**** Listing ****
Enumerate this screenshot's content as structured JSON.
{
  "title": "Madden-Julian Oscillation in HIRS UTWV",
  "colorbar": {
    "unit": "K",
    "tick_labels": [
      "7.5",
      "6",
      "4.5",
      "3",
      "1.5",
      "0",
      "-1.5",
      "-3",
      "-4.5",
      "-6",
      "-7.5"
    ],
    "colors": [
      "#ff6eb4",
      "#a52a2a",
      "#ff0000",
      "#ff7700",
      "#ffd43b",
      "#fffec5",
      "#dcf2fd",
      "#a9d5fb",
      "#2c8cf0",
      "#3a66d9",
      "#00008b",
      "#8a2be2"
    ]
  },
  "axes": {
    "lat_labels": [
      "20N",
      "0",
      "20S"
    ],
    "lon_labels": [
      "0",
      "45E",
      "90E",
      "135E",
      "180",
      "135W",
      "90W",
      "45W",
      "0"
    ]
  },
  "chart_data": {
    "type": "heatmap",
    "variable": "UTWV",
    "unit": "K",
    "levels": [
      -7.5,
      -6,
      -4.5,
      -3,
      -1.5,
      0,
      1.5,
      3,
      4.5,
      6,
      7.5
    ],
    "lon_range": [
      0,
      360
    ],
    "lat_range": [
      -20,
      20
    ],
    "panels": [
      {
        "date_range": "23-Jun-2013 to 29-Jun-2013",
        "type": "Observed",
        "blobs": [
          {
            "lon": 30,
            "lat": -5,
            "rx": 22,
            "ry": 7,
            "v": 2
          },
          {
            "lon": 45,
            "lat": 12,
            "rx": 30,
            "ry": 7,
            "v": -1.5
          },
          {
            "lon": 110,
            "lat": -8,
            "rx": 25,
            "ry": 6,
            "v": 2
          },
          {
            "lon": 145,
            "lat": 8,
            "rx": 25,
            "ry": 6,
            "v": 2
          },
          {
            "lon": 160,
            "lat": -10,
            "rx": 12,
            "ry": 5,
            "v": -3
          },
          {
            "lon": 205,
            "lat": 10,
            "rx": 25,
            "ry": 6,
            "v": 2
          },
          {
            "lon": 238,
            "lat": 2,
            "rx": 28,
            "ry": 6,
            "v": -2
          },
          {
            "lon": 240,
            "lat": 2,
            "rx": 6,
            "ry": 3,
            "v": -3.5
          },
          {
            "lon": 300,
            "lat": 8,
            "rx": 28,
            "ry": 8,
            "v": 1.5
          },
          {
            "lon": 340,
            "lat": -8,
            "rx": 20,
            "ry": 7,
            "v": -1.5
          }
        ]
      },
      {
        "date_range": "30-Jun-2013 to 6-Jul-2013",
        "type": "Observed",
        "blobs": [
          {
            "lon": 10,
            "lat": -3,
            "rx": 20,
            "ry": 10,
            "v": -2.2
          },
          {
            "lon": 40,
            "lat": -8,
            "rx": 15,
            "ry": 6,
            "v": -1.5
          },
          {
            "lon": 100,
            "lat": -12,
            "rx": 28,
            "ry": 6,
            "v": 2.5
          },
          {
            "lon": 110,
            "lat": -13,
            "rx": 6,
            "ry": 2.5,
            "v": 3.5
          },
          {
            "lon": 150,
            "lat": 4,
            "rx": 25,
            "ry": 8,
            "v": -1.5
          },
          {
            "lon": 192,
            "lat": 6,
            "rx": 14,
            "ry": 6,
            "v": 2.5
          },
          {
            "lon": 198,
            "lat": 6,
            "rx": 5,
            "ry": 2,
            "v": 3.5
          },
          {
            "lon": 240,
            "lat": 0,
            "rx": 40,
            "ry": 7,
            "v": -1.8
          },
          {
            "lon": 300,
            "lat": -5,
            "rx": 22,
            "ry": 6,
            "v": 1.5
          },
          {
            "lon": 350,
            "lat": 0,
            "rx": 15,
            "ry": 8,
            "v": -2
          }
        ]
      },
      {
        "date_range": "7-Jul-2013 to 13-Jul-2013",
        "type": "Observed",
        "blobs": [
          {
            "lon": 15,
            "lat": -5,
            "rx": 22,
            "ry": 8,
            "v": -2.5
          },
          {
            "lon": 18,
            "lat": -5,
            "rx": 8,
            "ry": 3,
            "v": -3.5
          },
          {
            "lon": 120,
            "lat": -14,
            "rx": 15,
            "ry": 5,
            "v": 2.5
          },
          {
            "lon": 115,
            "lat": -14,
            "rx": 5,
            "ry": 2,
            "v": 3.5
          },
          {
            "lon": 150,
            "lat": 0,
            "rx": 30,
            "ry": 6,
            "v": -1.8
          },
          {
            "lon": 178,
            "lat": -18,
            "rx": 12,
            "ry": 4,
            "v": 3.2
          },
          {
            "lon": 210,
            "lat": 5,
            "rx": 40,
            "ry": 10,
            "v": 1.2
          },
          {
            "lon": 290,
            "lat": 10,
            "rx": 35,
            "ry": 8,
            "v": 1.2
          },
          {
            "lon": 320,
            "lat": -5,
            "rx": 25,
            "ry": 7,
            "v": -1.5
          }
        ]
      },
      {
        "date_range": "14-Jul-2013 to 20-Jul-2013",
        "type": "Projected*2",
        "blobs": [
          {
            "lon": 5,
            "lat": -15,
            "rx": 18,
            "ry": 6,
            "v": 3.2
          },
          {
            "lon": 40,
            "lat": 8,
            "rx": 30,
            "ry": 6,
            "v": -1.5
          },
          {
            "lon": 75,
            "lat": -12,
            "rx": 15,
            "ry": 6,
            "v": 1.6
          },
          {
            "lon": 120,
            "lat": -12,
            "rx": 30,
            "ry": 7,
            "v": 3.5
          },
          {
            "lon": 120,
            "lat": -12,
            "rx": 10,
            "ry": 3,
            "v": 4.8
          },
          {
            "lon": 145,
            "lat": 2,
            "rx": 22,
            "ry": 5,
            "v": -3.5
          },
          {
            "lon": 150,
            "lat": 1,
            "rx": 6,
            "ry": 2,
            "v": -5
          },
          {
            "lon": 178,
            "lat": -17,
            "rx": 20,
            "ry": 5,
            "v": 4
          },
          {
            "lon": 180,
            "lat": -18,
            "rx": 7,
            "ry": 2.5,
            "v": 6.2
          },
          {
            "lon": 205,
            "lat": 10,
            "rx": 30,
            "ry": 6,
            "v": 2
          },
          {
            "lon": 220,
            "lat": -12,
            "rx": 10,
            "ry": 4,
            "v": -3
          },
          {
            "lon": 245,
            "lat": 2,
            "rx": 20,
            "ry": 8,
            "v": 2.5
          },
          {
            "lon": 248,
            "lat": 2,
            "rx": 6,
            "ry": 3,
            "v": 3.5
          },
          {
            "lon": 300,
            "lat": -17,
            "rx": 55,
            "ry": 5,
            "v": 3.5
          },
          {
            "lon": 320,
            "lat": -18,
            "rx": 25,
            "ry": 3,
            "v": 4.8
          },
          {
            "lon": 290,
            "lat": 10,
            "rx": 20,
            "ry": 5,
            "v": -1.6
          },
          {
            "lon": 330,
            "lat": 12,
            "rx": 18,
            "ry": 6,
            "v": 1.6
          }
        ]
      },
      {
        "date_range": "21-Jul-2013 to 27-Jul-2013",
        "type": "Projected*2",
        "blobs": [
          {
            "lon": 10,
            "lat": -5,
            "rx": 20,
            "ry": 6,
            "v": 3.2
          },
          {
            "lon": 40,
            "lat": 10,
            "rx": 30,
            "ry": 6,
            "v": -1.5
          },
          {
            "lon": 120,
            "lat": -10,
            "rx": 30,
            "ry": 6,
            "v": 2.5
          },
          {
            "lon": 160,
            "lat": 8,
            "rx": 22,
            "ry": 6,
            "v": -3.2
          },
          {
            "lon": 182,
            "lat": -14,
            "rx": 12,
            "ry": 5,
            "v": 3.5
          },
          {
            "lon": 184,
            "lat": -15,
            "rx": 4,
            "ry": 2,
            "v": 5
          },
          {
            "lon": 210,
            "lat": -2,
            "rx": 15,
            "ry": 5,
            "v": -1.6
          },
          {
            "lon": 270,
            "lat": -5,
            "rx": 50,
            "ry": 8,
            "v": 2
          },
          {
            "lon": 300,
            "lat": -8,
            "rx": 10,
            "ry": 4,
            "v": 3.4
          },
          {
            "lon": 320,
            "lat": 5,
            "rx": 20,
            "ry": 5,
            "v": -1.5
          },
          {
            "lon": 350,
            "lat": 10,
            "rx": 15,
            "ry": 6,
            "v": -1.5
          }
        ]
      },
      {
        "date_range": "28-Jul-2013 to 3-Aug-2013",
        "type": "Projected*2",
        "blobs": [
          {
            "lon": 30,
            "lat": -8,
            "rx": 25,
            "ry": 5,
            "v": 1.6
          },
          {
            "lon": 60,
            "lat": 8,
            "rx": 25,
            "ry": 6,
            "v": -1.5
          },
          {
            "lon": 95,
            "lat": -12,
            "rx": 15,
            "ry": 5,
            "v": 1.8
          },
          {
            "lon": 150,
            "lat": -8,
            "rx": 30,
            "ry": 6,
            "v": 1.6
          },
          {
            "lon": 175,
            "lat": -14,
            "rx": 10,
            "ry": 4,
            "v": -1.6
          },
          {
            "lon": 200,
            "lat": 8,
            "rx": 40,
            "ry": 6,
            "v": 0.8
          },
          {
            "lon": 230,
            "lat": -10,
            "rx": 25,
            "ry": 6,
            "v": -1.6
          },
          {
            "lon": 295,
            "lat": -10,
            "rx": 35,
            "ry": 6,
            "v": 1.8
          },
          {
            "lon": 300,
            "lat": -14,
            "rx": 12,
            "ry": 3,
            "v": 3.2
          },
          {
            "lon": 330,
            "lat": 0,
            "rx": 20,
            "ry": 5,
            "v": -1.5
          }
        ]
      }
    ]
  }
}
****
Do this:
Show every line of the listing in which the string "UTWV" can be found.

Finished answer:
  "title": "Madden-Julian Oscillation in HIRS UTWV",
    "variable": "UTWV",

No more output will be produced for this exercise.